[Exercise directions]: Return, word for word, every line that follows.

[Data records]:
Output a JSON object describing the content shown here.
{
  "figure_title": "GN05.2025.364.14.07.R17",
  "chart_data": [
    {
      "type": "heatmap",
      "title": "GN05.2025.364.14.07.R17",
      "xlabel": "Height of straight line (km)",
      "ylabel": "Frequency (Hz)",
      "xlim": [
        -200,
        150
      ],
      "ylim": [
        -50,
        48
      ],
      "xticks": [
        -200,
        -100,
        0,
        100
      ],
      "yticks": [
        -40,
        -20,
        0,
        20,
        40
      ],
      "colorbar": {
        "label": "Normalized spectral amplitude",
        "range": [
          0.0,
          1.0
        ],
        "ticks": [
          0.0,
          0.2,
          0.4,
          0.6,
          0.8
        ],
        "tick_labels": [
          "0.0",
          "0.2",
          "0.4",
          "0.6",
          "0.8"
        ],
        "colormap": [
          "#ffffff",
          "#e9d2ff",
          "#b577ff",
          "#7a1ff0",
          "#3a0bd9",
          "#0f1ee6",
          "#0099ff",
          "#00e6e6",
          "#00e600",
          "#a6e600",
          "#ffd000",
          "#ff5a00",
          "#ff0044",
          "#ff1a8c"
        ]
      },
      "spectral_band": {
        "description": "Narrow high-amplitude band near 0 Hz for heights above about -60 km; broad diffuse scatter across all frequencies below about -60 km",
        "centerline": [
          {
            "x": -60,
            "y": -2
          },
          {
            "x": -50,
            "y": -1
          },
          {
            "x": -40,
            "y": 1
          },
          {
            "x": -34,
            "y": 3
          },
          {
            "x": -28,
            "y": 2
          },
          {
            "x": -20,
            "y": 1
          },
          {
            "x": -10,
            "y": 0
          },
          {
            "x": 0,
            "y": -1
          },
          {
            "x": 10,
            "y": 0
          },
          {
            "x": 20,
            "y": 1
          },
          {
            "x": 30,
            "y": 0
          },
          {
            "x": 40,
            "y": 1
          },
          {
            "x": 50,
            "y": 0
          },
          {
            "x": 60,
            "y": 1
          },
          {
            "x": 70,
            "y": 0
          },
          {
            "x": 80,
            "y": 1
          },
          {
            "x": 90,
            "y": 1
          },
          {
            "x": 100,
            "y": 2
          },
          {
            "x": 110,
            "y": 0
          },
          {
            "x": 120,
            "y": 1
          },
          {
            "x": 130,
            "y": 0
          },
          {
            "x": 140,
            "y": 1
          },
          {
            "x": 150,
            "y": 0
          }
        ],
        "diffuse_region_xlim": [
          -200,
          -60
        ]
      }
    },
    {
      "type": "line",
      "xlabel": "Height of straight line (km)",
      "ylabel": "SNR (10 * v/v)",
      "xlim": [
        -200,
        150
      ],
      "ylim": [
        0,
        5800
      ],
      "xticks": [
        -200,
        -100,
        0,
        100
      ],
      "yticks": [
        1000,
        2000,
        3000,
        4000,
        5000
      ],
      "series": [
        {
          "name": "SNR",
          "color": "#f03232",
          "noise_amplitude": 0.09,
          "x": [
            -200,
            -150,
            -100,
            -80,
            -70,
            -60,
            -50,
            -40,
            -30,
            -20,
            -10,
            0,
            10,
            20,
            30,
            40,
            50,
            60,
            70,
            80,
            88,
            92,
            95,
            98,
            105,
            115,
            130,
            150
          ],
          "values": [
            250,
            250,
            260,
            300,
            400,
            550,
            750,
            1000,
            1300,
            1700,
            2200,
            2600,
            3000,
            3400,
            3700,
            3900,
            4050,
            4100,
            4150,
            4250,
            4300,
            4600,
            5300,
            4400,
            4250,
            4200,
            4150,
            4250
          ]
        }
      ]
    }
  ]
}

[Result of this task]:
Output a JSON object describing the content shown here.
{
  "figure_title": "GN05.2025.364.14.07.R17",
  "chart_data": [
    {
      "type": "heatmap",
      "title": "GN05.2025.364.14.07.R17",
      "xlabel": "Height of straight line (km)",
      "ylabel": "Frequency (Hz)",
      "xlim": [
        -200,
        150
      ],
      "ylim": [
        -50,
        48
      ],
      "xticks": [
        -200,
        -100,
        0,
        100
      ],
      "yticks": [
        -40,
        -20,
        0,
        20,
        40
      ],
      "colorbar": {
        "label": "Normalized spectral amplitude",
        "range": [
          0.0,
          1.0
        ],
        "ticks": [
          0.0,
          0.2,
          0.4,
          0.6,
          0.8
        ],
        "tick_labels": [
          "0.0",
          "0.2",
          "0.4",
          "0.6",
          "0.8"
        ],
        "colormap": [
          "#ffffff",
          "#e9d2ff",
          "#b577ff",
          "#7a1ff0",
          "#3a0bd9",
          "#0f1ee6",
          "#0099ff",
          "#00e6e6",
          "#00e600",
          "#a6e600",
          "#ffd000",
          "#ff5a00",
          "#ff0044",
          "#ff1a8c"
        ]
      },
      "spectral_band": {
        "description": "Narrow high-amplitude band near 0 Hz for heights above about -60 km; broad diffuse scatter across all frequencies below about -60 km",
        "centerline": [
          {
            "x": -60,
            "y": -2
          },
          {
            "x": -50,
            "y": -1
          },
          {
            "x": -40,
            "y": 1
          },
          {
            "x": -34,
            "y": 3
          },
          {
            "x": -28,
            "y": 2
          },
          {
            "x": -20,
            "y": 1
          },
          {
            "x": -10,
            "y": 0
          },
          {
            "x": 0,
            "y": -1
          },
          {
            "x": 10,
            "y": 0
          },
          {
            "x": 20,
            "y": 1
          },
          {
            "x": 30,
            "y": 0
          },
          {
            "x": 40,
            "y": 1
          },
          {
            "x": 50,
            "y": 0
          },
          {
            "x": 60,
            "y": 1
          },
          {
            "x": 70,
            "y": 0
          },
          {
            "x": 80,
            "y": 1
          },
          {
            "x": 90,
            "y": 1
          },
          {
            "x": 100,
            "y": 2
          },
          {
            "x": 110,
            "y": 0
          },
          {
            "x": 120,
            "y": 1
          },
          {
            "x": 130,
            "y": 0
          },
          {
            "x": 140,
            "y": 1
          },
          {
            "x": 150,
            "y": 0
          }
        ],
        "diffuse_region_xlim": [
          -200,
          -60
        ]
      }
    },
    {
      "type": "line",
      "xlabel": "Height of straight line (km)",
      "ylabel": "SNR (10 * v/v)",
      "xlim": [
        -200,
        150
      ],
      "ylim": [
        0,
        5800
      ],
      "xticks": [
        -200,
        -100,
        0,
        100
      ],
      "yticks": [
        1000,
        2000,
        3000,
        4000,
        5000
      ],
      "series": [
        {
          "name": "SNR",
          "color": "#f03232",
          "noise_amplitude": 0.09,
          "x": [
            -200,
            -150,
            -100,
            -80,
            -70,
            -60,
            -50,
            -40,
            -30,
            -20,
            -10,
            0,
            10,
            20,
            30,
            40,
            50,
            60,
            70,
            80,
            88,
            92,
            95,
            98,
            105,
            115,
            130,
            150
          ],
          "values": [
            250,
            250,
            260,
            300,
            400,
            550,
            750,
            1000,
            1300,
            1700,
            2200,
            2600,
            3000,
            3400,
            3700,
            3900,
            4050,
            4100,
            4150,
            4250,
            4300,
            4600,
            5300,
            4400,
            4250,
            4200,
            4150,
            4250
          ]
        }
      ]
    }
  ]
}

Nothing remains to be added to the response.